[Start Data to use]

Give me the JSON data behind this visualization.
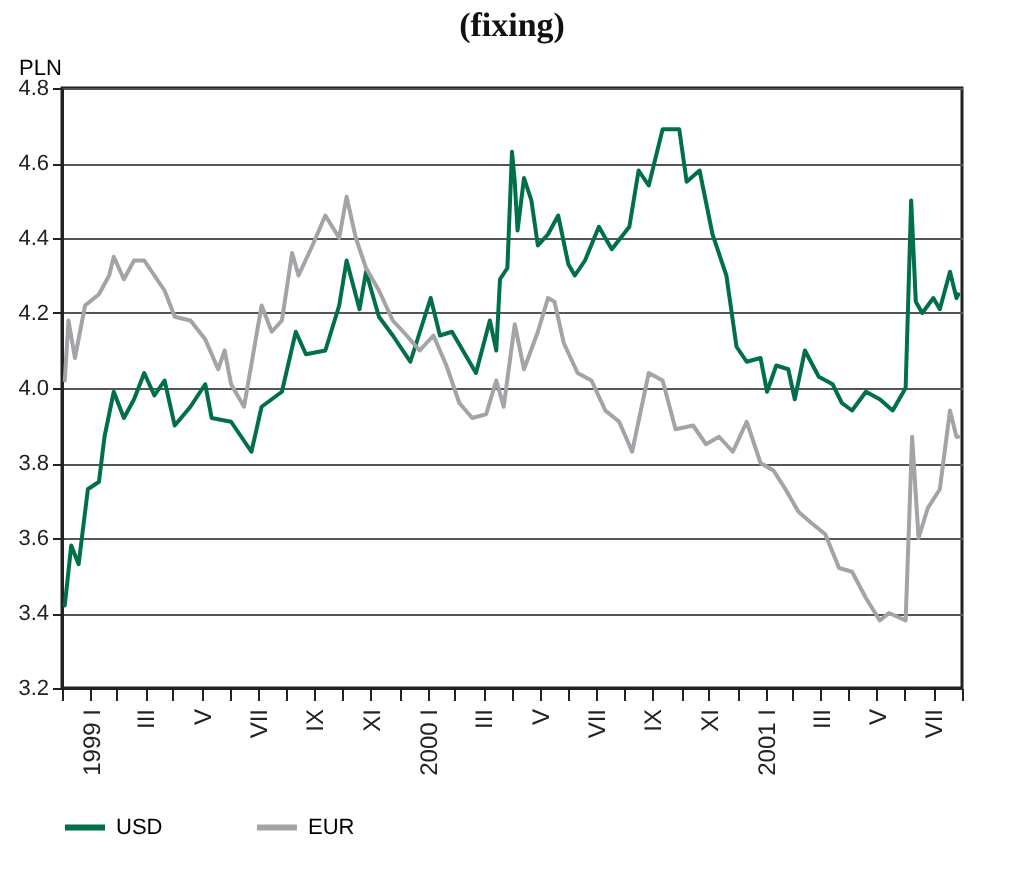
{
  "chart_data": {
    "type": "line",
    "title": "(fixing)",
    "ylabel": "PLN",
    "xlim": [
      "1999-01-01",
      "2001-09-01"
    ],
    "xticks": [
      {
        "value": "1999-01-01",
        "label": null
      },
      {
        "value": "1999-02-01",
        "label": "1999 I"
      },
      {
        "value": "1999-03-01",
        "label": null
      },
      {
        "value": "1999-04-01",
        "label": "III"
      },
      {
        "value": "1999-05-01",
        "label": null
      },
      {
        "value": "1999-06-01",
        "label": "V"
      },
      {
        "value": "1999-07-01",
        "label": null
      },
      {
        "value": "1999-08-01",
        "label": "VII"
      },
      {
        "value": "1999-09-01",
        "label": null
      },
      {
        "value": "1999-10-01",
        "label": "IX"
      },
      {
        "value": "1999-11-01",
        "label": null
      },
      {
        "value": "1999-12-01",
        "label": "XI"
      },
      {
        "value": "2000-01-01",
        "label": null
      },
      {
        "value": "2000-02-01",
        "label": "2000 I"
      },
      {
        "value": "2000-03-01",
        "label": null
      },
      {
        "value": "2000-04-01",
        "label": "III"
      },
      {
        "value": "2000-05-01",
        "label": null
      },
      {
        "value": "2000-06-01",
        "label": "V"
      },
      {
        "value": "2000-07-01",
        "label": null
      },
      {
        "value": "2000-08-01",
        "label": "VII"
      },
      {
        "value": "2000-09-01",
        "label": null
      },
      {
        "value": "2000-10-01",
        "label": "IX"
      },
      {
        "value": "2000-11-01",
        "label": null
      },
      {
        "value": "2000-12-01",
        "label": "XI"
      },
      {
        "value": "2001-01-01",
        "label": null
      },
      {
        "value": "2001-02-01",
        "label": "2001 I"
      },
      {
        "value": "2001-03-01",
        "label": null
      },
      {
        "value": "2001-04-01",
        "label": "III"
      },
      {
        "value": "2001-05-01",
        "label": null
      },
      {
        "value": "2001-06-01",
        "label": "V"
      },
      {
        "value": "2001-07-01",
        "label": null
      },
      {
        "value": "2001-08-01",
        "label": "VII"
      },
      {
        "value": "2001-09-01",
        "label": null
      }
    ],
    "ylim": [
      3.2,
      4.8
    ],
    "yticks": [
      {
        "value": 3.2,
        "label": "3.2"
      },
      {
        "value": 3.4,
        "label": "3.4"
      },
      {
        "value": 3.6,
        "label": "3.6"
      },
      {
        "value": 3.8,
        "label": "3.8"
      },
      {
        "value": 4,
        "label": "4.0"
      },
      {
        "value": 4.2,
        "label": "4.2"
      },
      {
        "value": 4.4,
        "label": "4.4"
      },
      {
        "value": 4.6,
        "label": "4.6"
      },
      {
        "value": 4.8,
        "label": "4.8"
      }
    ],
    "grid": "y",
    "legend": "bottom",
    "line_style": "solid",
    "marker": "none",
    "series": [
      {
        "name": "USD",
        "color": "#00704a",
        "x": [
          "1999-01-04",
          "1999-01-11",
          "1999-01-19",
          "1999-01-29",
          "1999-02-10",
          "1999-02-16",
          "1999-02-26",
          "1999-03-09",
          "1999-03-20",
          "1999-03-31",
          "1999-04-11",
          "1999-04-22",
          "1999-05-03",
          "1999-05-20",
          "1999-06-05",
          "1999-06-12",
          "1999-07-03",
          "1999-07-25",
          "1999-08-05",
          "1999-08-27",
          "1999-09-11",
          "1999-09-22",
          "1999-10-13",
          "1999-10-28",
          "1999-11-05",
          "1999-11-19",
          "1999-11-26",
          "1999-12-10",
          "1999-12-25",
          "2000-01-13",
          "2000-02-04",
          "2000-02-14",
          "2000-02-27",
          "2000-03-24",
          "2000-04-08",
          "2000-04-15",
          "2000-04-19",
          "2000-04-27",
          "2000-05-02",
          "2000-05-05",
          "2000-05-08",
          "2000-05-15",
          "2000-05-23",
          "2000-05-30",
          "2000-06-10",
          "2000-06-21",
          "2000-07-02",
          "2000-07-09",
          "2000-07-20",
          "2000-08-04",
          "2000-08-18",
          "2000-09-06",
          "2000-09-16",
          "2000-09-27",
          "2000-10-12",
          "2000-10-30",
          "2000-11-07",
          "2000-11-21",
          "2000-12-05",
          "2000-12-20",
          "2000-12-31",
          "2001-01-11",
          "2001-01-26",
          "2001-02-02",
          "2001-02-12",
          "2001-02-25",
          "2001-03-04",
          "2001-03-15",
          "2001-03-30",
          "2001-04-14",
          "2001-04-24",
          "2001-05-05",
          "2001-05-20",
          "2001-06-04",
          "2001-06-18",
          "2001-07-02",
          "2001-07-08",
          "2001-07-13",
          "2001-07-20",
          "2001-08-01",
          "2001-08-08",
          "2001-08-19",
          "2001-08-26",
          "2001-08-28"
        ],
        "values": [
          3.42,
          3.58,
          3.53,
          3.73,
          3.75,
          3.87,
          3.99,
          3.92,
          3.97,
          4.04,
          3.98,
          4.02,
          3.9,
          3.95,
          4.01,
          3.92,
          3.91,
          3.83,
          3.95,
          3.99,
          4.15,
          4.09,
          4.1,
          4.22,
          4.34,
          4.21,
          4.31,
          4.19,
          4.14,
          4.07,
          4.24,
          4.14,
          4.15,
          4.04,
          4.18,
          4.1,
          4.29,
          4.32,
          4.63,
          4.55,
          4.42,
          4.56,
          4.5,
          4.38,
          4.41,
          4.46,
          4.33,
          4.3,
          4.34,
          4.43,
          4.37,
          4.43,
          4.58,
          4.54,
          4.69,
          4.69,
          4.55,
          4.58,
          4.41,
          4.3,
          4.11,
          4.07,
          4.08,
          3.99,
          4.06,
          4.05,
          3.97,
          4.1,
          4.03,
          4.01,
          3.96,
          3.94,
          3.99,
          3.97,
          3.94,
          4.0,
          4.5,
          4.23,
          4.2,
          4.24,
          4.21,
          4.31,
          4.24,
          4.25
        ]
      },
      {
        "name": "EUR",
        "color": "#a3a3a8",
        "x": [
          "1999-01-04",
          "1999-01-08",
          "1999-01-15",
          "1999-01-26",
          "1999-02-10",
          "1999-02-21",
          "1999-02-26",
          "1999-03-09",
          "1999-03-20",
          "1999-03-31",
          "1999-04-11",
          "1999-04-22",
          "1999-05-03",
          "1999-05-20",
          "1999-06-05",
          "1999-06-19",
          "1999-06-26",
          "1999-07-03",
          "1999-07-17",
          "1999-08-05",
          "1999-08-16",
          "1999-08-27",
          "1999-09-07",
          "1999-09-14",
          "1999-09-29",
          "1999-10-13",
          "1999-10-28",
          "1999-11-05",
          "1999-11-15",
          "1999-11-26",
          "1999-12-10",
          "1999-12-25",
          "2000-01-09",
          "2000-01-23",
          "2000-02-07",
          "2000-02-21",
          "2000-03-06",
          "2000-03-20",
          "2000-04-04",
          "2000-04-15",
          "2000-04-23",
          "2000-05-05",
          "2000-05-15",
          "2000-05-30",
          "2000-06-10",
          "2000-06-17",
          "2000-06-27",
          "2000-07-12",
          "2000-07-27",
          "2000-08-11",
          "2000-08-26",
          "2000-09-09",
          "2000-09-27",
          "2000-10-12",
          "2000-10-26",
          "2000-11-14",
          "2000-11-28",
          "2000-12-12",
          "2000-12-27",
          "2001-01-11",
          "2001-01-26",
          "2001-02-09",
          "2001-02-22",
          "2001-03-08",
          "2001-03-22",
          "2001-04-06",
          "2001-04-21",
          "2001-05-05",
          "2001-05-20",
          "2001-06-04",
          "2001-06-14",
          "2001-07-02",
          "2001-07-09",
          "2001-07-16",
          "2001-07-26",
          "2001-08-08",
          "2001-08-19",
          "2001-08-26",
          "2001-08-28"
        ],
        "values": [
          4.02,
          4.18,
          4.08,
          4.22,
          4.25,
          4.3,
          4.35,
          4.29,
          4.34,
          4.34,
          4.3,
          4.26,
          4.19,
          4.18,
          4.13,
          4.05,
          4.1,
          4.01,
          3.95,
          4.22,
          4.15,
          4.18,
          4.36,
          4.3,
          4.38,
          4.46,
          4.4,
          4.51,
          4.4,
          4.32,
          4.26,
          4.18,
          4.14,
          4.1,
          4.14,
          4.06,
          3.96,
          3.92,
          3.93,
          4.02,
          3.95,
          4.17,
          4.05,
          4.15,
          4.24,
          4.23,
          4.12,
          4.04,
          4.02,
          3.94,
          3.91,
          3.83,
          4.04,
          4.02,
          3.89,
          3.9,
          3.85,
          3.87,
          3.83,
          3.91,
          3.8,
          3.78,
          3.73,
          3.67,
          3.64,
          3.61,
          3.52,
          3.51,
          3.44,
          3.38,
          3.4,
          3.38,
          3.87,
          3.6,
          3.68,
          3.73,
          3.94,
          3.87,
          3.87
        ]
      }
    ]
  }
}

[End Data to use]
[Start Data to use]

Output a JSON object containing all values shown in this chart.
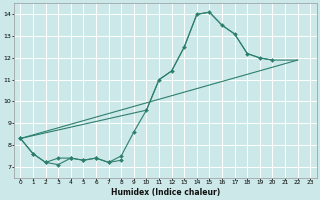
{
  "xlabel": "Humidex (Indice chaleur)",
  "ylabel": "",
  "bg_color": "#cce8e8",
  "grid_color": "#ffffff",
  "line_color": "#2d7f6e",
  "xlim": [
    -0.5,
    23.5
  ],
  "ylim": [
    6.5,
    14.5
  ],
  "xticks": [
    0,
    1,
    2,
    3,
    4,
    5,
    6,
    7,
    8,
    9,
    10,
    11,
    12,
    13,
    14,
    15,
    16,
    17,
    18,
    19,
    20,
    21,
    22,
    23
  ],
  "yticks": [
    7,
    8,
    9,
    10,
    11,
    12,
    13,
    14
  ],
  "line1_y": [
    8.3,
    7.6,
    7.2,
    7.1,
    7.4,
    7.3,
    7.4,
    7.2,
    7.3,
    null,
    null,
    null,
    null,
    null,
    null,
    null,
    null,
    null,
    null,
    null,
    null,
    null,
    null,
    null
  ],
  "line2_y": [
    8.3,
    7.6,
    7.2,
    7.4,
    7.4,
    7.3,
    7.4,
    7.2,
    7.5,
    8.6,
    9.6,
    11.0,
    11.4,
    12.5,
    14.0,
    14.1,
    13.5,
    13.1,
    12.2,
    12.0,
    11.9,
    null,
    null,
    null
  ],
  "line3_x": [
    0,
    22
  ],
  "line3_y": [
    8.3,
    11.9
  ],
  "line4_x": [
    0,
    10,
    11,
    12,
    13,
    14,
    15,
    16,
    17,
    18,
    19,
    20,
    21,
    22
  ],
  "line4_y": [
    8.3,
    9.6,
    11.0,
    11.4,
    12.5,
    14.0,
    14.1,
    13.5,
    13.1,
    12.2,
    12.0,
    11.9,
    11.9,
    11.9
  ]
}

[End Data to use]

List every line above that contains the word "this".

Give me the JSON data behind this visualization.
Output a JSON object containing all values shown in this chart.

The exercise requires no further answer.